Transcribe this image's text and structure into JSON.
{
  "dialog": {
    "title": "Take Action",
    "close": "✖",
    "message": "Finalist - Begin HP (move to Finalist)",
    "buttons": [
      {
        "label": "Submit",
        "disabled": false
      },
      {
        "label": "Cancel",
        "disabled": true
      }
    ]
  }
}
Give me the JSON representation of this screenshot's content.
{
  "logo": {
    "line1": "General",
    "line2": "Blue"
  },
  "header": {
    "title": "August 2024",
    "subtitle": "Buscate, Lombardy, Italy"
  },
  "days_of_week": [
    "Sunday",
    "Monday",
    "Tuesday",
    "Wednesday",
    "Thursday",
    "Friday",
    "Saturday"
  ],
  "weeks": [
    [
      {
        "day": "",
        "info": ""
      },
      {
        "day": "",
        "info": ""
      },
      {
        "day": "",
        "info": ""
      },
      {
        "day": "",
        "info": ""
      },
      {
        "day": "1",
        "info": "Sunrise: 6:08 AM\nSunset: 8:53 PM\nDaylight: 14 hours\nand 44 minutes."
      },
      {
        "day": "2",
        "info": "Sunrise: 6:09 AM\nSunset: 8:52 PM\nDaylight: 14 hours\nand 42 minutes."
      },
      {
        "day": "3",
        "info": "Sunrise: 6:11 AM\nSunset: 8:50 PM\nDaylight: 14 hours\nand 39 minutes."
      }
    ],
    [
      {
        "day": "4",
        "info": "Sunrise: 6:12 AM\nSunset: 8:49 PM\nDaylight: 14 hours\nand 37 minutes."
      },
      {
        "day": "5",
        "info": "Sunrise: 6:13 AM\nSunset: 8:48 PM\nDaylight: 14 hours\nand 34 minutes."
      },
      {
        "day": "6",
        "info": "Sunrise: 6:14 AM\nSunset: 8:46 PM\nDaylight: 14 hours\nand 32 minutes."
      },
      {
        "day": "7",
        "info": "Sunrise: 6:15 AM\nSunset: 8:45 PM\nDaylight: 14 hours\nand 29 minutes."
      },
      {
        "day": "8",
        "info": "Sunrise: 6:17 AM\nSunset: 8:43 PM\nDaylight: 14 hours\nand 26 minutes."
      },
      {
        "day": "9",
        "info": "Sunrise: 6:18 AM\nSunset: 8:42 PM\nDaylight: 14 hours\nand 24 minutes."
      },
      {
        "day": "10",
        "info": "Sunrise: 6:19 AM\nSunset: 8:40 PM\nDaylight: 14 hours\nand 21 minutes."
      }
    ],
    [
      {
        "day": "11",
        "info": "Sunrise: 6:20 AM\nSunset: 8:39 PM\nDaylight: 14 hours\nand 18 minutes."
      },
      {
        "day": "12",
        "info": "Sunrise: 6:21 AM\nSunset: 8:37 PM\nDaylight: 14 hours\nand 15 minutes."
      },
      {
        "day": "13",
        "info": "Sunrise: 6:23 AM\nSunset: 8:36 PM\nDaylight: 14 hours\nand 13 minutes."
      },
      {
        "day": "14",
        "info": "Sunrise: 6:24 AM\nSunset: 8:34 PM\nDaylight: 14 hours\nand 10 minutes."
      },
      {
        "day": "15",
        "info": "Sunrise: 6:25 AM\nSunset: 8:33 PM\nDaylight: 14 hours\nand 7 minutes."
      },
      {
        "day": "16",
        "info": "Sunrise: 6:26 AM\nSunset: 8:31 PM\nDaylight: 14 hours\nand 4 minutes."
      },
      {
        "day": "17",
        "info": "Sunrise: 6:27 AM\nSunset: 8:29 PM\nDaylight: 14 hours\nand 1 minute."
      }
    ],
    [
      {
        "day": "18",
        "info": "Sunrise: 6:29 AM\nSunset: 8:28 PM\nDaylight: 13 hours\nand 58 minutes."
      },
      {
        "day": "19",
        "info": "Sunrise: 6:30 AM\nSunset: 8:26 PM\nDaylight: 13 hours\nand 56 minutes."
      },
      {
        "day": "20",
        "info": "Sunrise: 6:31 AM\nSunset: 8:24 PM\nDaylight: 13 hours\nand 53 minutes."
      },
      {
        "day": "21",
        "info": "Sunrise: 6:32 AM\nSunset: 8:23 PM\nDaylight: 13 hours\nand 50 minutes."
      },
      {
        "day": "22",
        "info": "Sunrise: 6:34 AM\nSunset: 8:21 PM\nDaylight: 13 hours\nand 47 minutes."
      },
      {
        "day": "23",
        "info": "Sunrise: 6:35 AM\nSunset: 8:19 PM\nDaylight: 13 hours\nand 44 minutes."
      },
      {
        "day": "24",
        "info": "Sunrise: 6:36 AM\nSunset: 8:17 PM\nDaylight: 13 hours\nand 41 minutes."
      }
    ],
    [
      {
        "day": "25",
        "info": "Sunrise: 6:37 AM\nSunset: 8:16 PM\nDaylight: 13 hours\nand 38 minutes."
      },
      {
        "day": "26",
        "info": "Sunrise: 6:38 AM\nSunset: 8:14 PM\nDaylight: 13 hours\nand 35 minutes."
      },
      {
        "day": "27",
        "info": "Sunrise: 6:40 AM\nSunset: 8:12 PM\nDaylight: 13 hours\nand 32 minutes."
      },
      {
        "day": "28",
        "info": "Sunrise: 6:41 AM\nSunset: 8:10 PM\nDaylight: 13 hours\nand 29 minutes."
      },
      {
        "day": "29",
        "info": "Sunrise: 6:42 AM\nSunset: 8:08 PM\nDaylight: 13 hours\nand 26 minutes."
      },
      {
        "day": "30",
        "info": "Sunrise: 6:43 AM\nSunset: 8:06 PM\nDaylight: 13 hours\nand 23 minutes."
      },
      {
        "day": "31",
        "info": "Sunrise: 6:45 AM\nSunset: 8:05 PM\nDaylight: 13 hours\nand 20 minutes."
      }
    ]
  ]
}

■ ■ ■ ■ ■

## WHAT IS NEEDED
Consider the entries above and return each line with the string "JSON".

## FINAL RESULT
Transcribe this image's text and structure into JSON.
Give me the JSON representation of this screenshot's content.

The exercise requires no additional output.